[Items from a figure collection]
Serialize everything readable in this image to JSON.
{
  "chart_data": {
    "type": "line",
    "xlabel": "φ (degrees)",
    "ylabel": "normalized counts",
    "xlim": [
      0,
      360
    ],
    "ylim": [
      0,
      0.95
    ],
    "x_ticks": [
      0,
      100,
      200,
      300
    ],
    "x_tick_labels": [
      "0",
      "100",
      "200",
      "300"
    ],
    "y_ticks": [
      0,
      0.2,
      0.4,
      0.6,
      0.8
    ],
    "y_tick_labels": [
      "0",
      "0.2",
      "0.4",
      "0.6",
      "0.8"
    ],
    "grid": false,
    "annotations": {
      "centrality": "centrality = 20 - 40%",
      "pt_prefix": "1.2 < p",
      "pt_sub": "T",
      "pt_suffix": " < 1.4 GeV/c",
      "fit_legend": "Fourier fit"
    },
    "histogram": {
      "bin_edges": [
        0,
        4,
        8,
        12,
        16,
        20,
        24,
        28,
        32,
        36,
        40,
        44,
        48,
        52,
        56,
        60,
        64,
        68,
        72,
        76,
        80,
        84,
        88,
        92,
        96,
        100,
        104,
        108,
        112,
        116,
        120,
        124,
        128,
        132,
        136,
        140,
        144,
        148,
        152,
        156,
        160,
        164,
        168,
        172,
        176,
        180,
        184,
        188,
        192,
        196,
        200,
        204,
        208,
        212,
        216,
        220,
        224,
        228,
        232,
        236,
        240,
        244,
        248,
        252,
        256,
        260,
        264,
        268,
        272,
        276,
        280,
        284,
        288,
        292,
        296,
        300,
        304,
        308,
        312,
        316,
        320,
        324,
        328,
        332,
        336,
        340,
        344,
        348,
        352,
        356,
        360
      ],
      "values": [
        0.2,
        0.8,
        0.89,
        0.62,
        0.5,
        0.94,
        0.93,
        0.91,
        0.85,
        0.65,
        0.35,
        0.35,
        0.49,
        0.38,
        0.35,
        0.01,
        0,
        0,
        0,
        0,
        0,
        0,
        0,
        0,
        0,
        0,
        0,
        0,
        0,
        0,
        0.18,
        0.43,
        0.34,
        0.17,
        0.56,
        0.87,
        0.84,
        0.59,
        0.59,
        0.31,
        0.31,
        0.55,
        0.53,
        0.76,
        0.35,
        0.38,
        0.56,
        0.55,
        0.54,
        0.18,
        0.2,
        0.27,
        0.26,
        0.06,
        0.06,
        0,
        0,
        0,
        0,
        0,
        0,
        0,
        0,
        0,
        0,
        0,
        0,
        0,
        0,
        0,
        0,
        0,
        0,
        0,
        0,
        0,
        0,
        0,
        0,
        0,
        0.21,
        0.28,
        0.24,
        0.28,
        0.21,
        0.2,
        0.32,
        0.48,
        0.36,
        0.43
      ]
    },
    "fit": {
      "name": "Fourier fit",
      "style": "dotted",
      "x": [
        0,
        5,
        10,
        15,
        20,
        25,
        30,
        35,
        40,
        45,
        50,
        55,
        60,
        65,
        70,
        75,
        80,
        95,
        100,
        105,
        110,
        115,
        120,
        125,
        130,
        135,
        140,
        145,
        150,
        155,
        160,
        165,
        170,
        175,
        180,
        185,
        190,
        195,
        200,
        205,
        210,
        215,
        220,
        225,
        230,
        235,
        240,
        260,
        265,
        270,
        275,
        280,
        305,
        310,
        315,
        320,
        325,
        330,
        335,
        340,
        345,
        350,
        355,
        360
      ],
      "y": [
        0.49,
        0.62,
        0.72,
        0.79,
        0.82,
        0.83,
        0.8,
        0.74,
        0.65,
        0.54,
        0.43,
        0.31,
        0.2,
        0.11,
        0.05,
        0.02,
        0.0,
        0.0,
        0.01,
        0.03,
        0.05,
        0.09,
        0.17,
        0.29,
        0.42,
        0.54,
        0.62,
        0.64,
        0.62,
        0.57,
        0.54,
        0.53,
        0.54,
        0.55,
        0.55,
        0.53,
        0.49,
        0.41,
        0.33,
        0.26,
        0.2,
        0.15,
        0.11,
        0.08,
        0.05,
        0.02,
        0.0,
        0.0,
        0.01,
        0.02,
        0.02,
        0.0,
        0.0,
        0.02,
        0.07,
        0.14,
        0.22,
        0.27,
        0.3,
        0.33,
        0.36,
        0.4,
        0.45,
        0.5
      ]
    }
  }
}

*Written problem*
Find the lines with the string "Fourier" and reproduce them.

*Solution to this task*
      "fit_legend": "Fourier fit"
      "name": "Fourier fit",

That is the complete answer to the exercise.